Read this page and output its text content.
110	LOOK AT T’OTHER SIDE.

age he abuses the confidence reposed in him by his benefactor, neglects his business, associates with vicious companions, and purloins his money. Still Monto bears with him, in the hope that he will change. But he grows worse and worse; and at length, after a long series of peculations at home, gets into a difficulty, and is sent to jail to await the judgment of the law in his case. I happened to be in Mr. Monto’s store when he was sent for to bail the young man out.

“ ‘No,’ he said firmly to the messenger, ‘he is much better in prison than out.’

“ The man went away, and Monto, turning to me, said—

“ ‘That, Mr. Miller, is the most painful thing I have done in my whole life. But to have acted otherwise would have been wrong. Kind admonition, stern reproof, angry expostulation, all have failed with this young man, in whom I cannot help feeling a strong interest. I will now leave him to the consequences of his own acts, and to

* * *

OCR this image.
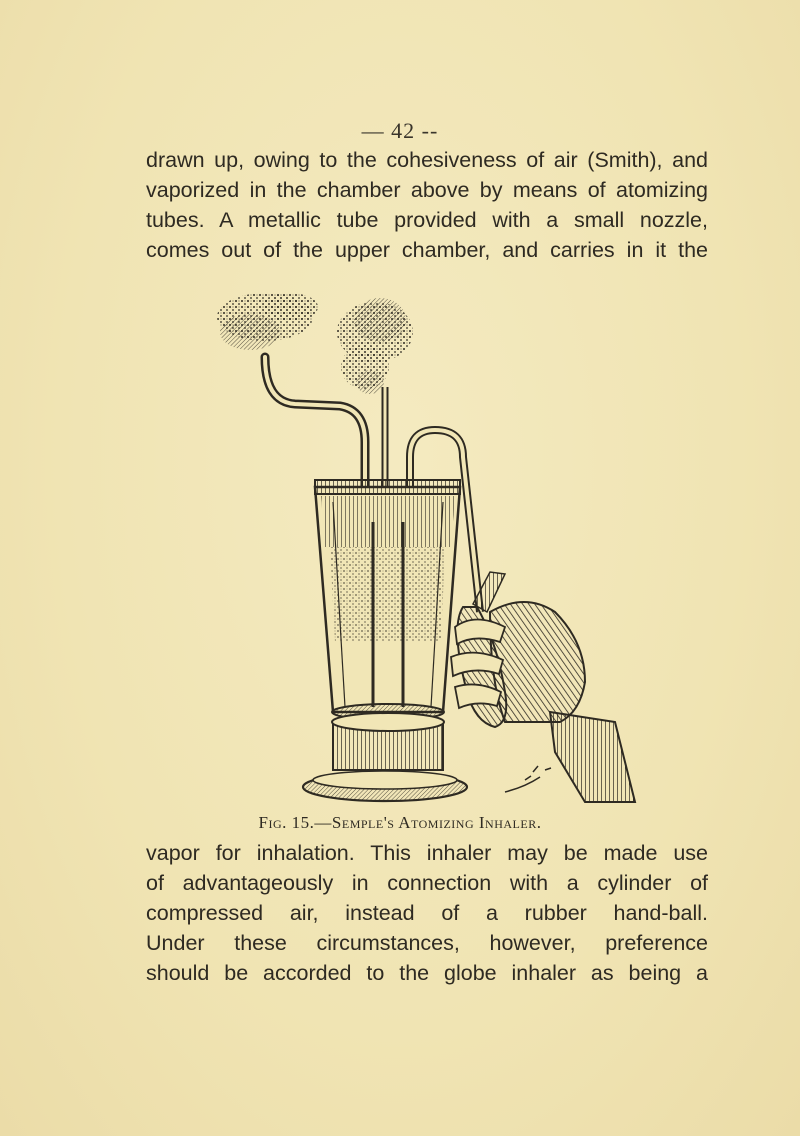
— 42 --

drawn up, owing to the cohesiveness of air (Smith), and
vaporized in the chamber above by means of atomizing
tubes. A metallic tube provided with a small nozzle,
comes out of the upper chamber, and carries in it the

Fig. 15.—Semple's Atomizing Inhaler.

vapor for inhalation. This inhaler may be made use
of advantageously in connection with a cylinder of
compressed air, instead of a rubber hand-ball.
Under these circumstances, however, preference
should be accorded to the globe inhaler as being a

[Stated goal]
Using the material above, work out how many lines contain the string "said". Give that number alone.

[Correct result]
2